Collected data entries
......

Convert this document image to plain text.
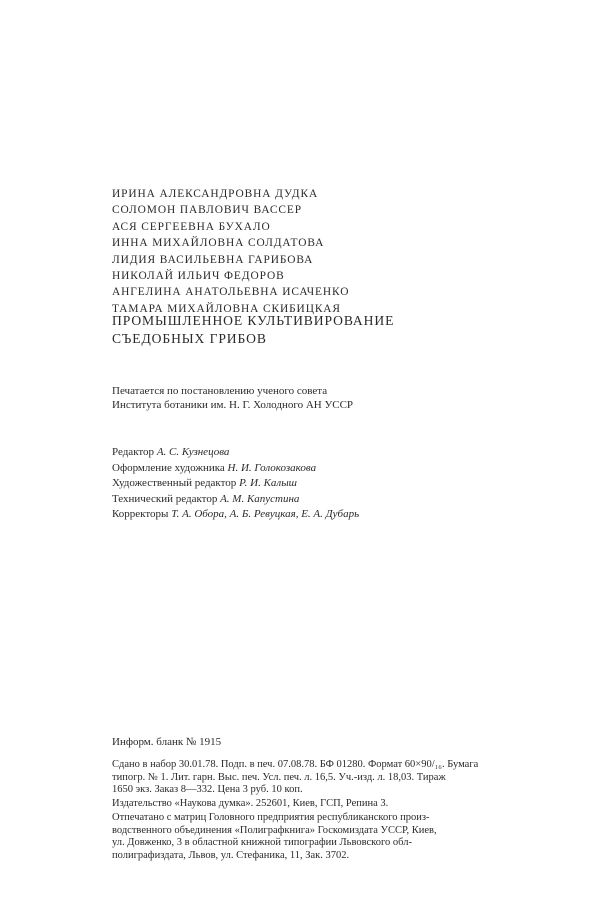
ИРИНА АЛЕКСАНДРОВНА ДУДКА
СОЛОМОН ПАВЛОВИЧ ВАССЕР
АСЯ СЕРГЕЕВНА БУХАЛО
ИННА МИХАЙЛОВНА СОЛДАТОВА
ЛИДИЯ ВАСИЛЬЕВНА ГАРИБОВА
НИКОЛАЙ ИЛЬИЧ ФЕДОРОВ
АНГЕЛИНА АНАТОЛЬЕВНА ИСАЧЕНКО
ТАМАРА МИХАЙЛОВНА СКИБИЦКАЯ
ПРОМЫШЛЕННОЕ КУЛЬТИВИРОВАНИЕ
СЪЕДОБНЫХ ГРИБОВ
Печатается по постановлению ученого совета
Института ботаники им. Н. Г. Холодного АН УССР
Редактор А. С. Кузнецова
Оформление художника Н. И. Голокозакова
Художественный редактор Р. И. Калыш
Технический редактор А. М. Капустина
Корректоры Т. А. Обора, А. Б. Ревуцкая, Е. А. Дубарь
Информ. бланк № 1915
Сдано в набор 30.01.78. Подп. в печ. 07.08.78. БФ 01280. Формат 60×90/₁₆. Бумага
типогр. № 1. Лит. гарн. Выс. печ. Усл. печ. л. 16,5. Уч.-изд. л. 18,03. Тираж
1650 экз. Заказ 8—332. Цена 3 руб. 10 коп.
Издательство «Наукова думка». 252601, Киев, ГСП, Репина 3.
Отпечатано с матриц Головного предприятия республиканского произ-
водственного объединения «Полиграфкнига» Госкомиздата УССР, Киев,
ул. Довженко, 3 в областной книжной типографии Львовского обл-
полиграфиздата, Львов, ул. Стефаника, 11, Зак. 3702.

......

- _Given task_
All of the material above should be reproduced exactly, except the pictures.

- _Task answer_
Convert this document image to plain text.
ИРИНА АЛЕКСАНДРОВНА ДУДКА
СОЛОМОН ПАВЛОВИЧ ВАССЕР
АСЯ СЕРГЕЕВНА БУХАЛО
ИННА МИХАЙЛОВНА СОЛДАТОВА
ЛИДИЯ ВАСИЛЬЕВНА ГАРИБОВА
НИКОЛАЙ ИЛЬИЧ ФЕДОРОВ
АНГЕЛИНА АНАТОЛЬЕВНА ИСАЧЕНКО
ТАМАРА МИХАЙЛОВНА СКИБИЦКАЯ
ПРОМЫШЛЕННОЕ КУЛЬТИВИРОВАНИЕ
СЪЕДОБНЫХ ГРИБОВ
Печатается по постановлению ученого совета
Института ботаники им. Н. Г. Холодного АН УССР
Редактор А. С. Кузнецова
Оформление художника Н. И. Голокозакова
Художественный редактор Р. И. Калыш
Технический редактор А. М. Капустина
Корректоры Т. А. Обора, А. Б. Ревуцкая, Е. А. Дубарь
Информ. бланк № 1915
Сдано в набор 30.01.78. Подп. в печ. 07.08.78. БФ 01280. Формат 60×90/₁₆. Бумага
типогр. № 1. Лит. гарн. Выс. печ. Усл. печ. л. 16,5. Уч.-изд. л. 18,03. Тираж
1650 экз. Заказ 8—332. Цена 3 руб. 10 коп.
Издательство «Наукова думка». 252601, Киев, ГСП, Репина 3.
Отпечатано с матриц Головного предприятия республиканского произ-
водственного объединения «Полиграфкнига» Госкомиздата УССР, Киев,
ул. Довженко, 3 в областной книжной типографии Львовского обл-
полиграфиздата, Львов, ул. Стефаника, 11, Зак. 3702.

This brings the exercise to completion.